(Dataset excerpt)
⁂
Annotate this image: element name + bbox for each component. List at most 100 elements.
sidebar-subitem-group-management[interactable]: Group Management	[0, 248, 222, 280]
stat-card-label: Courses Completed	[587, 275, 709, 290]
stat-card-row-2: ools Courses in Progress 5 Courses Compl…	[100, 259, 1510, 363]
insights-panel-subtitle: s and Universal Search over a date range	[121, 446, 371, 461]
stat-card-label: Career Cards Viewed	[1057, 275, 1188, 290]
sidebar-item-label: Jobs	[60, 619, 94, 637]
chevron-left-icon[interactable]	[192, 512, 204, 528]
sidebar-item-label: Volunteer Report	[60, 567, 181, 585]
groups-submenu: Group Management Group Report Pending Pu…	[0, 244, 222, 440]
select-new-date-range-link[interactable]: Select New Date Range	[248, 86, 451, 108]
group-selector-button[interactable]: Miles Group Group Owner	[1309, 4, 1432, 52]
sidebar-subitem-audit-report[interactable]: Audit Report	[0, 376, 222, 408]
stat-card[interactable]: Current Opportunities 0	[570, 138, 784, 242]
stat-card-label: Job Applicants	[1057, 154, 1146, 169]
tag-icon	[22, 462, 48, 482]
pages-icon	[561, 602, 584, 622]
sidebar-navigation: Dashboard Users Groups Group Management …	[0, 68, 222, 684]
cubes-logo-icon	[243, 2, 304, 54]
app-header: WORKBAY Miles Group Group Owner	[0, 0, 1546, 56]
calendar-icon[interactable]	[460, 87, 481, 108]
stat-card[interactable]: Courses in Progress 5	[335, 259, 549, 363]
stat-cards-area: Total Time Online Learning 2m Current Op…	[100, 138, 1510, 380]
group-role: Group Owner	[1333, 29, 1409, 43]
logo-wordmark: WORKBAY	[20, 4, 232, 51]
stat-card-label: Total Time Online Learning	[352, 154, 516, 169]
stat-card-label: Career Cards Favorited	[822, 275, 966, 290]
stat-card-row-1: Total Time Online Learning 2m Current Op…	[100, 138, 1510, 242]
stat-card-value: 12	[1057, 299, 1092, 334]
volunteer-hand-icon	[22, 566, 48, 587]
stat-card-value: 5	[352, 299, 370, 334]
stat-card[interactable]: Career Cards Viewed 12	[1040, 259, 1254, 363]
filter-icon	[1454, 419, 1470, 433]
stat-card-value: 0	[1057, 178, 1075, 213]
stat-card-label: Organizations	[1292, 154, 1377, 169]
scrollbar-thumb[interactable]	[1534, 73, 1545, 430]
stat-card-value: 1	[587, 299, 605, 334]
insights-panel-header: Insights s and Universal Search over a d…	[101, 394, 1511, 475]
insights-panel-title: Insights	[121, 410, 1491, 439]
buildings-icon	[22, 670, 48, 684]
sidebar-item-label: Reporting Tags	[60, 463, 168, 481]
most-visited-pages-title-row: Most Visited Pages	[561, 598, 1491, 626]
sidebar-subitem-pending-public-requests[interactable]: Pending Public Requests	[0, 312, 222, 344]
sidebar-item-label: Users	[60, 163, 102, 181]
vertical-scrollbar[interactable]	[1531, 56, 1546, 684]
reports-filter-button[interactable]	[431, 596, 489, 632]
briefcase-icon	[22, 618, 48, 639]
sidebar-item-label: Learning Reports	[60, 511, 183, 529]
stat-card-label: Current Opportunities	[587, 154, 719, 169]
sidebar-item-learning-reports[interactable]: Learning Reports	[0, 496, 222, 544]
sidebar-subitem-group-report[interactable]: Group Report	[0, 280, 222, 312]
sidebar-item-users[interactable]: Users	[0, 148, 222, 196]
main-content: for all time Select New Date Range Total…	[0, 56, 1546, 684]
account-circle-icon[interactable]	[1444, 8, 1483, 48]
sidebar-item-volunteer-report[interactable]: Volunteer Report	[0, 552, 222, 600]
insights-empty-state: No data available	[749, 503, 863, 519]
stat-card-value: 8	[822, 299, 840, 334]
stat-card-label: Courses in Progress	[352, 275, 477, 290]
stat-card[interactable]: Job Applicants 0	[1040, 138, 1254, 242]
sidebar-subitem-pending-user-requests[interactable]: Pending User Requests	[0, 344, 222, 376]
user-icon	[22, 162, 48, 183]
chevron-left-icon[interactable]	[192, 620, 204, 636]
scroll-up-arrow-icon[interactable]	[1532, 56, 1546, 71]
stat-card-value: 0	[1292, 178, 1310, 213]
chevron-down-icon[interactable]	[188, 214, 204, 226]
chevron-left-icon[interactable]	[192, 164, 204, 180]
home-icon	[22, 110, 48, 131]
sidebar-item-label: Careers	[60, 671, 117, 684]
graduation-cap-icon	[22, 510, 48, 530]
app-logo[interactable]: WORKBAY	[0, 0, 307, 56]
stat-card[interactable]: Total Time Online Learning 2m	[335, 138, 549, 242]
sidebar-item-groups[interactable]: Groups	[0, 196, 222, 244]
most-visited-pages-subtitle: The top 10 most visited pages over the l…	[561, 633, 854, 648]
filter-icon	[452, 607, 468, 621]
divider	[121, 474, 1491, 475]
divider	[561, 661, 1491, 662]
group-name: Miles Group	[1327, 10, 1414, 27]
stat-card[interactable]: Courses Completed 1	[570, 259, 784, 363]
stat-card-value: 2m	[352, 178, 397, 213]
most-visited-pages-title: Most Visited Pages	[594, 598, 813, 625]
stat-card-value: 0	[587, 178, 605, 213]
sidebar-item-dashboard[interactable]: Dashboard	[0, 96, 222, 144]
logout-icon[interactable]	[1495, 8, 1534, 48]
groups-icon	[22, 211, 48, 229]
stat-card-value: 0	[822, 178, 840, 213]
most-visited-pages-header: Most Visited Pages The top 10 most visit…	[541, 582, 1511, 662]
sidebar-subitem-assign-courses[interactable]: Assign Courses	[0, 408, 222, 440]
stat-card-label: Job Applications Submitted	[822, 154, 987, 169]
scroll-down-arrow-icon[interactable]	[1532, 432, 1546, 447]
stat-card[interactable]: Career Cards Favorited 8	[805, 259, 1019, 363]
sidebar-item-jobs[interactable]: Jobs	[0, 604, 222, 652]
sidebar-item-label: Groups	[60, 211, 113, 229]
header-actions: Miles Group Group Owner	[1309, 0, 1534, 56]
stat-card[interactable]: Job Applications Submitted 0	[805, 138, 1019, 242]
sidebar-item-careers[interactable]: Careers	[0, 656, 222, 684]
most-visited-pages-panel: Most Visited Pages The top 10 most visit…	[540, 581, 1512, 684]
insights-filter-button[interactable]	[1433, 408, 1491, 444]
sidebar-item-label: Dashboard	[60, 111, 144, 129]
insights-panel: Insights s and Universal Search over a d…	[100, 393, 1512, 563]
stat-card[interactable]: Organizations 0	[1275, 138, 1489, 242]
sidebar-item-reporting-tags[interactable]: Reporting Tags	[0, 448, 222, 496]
⁂
**STATED EXERCISE**
Rewrite the rows from the first one through the row containing "376, 222, 408]", swapping "Volunteer Report" for "Service Report" and leaving everything else unchanged.

**TASK OUTPUT**
Annotate this image: element name + bbox for each component. List at most 100 elements.
sidebar-subitem-group-management[interactable]: Group Management	[0, 248, 222, 280]
stat-card-label: Courses Completed	[587, 275, 709, 290]
stat-card-row-2: ools Courses in Progress 5 Courses Compl…	[100, 259, 1510, 363]
insights-panel-subtitle: s and Universal Search over a date range	[121, 446, 371, 461]
stat-card-label: Career Cards Viewed	[1057, 275, 1188, 290]
sidebar-item-label: Jobs	[60, 619, 94, 637]
chevron-left-icon[interactable]	[192, 512, 204, 528]
sidebar-item-label: Service Report	[60, 567, 181, 585]
groups-submenu: Group Management Group Report Pending Pu…	[0, 244, 222, 440]
select-new-date-range-link[interactable]: Select New Date Range	[248, 86, 451, 108]
group-selector-button[interactable]: Miles Group Group Owner	[1309, 4, 1432, 52]
sidebar-subitem-audit-report[interactable]: Audit Report	[0, 376, 222, 408]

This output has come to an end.